[Dataset rows]
***

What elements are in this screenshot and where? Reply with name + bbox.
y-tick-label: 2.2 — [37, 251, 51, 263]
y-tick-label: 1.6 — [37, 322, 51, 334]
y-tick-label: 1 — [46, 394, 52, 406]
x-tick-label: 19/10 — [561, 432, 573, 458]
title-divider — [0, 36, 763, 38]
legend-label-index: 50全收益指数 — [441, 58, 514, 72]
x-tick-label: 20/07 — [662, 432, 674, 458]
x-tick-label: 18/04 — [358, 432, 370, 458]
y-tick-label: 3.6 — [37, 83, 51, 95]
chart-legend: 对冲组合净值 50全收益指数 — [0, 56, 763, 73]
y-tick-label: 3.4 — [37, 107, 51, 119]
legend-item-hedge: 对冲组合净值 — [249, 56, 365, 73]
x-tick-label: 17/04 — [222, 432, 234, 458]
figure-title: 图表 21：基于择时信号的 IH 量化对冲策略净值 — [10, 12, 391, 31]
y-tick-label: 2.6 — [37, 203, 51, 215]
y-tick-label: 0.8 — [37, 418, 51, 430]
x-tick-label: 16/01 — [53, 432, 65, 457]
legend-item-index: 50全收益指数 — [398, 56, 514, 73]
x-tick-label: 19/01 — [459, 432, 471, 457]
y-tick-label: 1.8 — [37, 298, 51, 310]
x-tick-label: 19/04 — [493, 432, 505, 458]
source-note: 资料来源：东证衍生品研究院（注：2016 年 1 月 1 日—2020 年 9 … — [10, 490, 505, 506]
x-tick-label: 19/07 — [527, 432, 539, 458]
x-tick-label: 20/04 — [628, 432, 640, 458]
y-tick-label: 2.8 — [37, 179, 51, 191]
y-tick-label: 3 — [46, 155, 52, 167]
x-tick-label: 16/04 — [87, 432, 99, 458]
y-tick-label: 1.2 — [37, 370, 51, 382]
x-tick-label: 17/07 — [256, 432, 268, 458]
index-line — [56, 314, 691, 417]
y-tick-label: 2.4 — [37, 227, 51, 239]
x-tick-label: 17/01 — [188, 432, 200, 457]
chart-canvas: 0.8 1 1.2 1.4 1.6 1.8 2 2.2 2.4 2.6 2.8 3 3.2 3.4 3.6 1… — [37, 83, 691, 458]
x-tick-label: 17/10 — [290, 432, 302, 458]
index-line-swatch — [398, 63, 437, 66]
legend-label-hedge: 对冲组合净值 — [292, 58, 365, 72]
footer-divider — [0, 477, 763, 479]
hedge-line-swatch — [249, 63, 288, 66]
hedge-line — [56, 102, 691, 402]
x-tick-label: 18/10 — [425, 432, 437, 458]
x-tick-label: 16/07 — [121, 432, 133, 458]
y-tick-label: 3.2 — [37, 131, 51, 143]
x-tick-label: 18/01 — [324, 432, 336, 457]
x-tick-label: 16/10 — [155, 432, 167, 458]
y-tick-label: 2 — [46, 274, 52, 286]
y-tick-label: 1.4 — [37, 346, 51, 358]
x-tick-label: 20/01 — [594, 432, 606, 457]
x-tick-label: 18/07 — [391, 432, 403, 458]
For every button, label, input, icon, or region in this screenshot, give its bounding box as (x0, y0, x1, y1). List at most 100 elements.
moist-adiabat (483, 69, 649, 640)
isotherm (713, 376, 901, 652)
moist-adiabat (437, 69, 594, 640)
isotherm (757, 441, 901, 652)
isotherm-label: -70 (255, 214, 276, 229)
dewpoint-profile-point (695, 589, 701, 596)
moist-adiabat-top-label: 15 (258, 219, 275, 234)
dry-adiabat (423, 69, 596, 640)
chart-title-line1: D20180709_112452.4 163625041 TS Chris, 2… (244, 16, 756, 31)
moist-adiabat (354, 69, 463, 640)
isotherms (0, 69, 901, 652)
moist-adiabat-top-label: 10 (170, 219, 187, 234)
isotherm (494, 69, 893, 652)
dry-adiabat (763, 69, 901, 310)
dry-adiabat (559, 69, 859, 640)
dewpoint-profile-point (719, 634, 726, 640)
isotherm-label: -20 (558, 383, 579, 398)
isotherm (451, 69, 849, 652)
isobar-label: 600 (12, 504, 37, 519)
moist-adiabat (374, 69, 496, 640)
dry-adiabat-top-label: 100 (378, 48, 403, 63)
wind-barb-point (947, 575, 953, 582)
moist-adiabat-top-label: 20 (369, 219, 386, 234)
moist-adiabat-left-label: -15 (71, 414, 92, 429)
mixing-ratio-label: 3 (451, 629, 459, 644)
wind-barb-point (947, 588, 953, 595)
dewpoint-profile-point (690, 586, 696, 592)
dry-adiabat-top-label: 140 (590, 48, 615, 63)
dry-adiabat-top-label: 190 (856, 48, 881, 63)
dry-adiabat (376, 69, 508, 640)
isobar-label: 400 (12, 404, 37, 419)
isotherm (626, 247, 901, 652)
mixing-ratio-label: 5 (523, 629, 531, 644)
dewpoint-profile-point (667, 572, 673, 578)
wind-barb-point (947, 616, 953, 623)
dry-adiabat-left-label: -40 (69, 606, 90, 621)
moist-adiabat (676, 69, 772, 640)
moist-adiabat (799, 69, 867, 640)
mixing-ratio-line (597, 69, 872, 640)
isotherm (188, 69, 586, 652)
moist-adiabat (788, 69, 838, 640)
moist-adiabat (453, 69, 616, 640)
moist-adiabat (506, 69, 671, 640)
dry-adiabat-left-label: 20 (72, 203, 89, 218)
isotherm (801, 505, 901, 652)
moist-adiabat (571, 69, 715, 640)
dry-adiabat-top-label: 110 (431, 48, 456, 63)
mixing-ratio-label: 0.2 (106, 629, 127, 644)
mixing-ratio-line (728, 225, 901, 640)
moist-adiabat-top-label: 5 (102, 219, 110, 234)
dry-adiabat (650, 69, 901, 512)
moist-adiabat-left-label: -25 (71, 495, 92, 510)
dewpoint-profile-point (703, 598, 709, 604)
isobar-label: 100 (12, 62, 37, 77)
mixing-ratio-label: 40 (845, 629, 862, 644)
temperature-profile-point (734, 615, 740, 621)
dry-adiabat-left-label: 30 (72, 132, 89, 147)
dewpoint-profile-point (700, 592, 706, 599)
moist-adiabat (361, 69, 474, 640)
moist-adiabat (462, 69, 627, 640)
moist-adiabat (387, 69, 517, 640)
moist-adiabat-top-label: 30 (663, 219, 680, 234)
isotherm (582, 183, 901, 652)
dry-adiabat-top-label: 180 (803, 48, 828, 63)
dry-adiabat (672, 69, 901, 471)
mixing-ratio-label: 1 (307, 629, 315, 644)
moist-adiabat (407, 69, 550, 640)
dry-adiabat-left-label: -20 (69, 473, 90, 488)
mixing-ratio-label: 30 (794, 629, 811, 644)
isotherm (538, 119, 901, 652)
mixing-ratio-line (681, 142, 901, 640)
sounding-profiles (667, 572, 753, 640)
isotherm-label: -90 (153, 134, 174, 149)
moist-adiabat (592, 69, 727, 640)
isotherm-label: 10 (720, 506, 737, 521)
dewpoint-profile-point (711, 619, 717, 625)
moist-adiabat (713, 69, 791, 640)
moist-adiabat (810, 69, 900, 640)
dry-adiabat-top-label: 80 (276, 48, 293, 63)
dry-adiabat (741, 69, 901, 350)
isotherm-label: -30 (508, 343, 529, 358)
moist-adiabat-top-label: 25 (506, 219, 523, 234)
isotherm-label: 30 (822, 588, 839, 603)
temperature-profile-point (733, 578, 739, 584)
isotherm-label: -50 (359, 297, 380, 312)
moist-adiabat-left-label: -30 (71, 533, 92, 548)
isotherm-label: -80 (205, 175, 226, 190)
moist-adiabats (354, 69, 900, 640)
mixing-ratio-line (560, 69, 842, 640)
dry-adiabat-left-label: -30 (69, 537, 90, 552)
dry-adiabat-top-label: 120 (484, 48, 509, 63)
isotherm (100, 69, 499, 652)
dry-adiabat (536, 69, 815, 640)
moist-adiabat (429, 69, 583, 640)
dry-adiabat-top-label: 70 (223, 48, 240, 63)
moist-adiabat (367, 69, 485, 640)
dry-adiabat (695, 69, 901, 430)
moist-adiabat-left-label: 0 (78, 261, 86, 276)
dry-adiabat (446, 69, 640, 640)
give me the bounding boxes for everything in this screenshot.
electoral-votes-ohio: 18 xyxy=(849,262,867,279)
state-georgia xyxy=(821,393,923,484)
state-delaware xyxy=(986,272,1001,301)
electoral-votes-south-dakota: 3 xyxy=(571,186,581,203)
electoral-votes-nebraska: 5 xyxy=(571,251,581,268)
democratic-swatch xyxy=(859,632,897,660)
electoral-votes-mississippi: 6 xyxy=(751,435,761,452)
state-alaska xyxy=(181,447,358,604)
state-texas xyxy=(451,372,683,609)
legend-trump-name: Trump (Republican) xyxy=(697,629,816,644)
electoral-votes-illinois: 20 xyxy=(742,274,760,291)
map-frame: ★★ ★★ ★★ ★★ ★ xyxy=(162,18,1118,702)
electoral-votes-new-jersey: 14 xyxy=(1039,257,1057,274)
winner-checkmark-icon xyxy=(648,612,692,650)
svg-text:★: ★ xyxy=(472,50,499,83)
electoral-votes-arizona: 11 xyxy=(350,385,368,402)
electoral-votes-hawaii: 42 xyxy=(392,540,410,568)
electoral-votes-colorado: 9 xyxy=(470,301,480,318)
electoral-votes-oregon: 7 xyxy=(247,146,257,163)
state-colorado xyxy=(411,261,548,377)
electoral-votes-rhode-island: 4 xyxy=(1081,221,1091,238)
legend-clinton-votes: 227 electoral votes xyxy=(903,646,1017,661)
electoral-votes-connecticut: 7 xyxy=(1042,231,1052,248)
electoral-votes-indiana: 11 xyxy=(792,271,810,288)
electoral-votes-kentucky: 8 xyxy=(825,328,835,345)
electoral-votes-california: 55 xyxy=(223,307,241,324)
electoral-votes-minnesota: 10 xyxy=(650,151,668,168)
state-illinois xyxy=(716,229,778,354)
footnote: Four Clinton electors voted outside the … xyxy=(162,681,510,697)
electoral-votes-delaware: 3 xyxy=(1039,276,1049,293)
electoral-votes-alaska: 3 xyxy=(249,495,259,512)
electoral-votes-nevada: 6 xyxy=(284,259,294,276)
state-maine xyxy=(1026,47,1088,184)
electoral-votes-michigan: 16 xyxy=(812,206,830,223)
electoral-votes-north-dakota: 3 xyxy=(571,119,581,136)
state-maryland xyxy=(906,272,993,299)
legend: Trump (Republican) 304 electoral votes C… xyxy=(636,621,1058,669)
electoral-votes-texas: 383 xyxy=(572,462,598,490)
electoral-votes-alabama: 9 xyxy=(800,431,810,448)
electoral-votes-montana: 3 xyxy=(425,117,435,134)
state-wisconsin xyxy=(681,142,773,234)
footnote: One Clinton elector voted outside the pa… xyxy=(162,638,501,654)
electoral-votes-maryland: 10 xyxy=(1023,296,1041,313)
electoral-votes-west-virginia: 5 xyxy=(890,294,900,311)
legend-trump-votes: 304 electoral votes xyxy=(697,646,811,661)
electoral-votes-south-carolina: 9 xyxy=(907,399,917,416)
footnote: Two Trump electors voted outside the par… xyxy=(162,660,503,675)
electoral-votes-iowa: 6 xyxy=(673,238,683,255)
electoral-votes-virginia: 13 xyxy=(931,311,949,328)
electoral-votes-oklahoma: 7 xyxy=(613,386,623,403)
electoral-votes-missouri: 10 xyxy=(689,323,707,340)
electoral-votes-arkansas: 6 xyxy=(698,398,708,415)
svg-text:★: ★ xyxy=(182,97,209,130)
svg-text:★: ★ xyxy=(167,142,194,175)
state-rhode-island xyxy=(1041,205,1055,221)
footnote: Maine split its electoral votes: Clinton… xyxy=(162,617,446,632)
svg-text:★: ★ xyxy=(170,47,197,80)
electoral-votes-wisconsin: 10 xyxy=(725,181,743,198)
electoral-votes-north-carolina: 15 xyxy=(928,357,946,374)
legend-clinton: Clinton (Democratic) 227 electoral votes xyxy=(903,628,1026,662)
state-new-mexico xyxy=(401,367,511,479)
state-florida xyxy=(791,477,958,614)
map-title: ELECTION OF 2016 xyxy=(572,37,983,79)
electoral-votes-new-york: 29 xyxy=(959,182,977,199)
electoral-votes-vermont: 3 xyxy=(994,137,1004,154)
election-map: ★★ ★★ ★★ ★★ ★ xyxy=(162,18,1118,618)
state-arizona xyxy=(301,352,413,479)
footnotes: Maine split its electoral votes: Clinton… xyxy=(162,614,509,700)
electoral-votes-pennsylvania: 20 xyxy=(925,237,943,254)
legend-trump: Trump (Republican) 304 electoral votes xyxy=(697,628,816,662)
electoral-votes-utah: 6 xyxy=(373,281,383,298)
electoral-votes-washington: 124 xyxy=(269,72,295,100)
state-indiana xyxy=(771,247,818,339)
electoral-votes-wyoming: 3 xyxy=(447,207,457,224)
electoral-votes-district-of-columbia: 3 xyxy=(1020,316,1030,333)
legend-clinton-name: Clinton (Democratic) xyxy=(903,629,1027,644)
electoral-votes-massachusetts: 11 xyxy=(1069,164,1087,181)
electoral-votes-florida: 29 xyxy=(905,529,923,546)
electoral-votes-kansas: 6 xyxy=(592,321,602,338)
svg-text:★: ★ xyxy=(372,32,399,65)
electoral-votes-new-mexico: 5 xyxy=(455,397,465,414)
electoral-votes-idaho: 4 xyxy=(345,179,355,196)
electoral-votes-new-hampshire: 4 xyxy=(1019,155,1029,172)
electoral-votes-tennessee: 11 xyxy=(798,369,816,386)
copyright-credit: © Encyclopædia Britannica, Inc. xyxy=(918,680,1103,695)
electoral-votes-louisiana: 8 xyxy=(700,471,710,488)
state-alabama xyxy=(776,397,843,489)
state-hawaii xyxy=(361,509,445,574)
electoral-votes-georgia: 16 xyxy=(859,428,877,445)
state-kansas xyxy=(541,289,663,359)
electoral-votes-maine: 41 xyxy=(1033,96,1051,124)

***

Could you lay out the lines from the first one down to the line containing "x-tick-label: 17/01 — [188, 432, 200, 457]", both included, as a JSON list of strings with one string per line and blank lines left out?

[
  "What elements are in this screenshot and where? Reply with name + bbox.",
  "y-tick-label: 2.2 — [37, 251, 51, 263]",
  "y-tick-label: 1.6 — [37, 322, 51, 334]",
  "y-tick-label: 1 — [46, 394, 52, 406]",
  "x-tick-label: 19/10 — [561, 432, 573, 458]",
  "title-divider — [0, 36, 763, 38]",
  "legend-label-index: 50全收益指数 — [441, 58, 514, 72]",
  "x-tick-label: 20/07 — [662, 432, 674, 458]",
  "x-tick-label: 18/04 — [358, 432, 370, 458]",
  "y-tick-label: 3.6 — [37, 83, 51, 95]",
  "chart-legend: 对冲组合净值 50全收益指数 — [0, 56, 763, 73]",
  "y-tick-label: 3.4 — [37, 107, 51, 119]",
  "legend-item-hedge: 对冲组合净值 — [249, 56, 365, 73]",
  "x-tick-label: 17/04 — [222, 432, 234, 458]",
  "figure-title: 图表 21：基于择时信号的 IH 量化对冲策略净值 — [10, 12, 391, 31]",
  "y-tick-label: 2.6 — [37, 203, 51, 215]",
  "y-tick-label: 0.8 — [37, 418, 51, 430]",
  "x-tick-label: 16/01 — [53, 432, 65, 457]",
  "legend-item-index: 50全收益指数 — [398, 56, 514, 73]",
  "x-tick-label: 19/01 — [459, 432, 471, 457]",
  "y-tick-label: 1.8 — [37, 298, 51, 310]",
  "x-tick-label: 19/04 — [493, 432, 505, 458]",
  "source-note: 资料来源：东证衍生品研究院（注：2016 年 1 月 1 日—2020 年 9 … — [10, 490, 505, 506]",
  "x-tick-label: 19/07 — [527, 432, 539, 458]",
  "x-tick-label: 20/04 — [628, 432, 640, 458]",
  "y-tick-label: 2.8 — [37, 179, 51, 191]",
  "y-tick-label: 3 — [46, 155, 52, 167]",
  "x-tick-label: 16/04 — [87, 432, 99, 458]",
  "y-tick-label: 1.2 — [37, 370, 51, 382]",
  "x-tick-label: 17/07 — [256, 432, 268, 458]",
  "index-line — [56, 314, 691, 417]",
  "y-tick-label: 2.4 — [37, 227, 51, 239]",
  "x-tick-label: 17/01 — [188, 432, 200, 457]"
]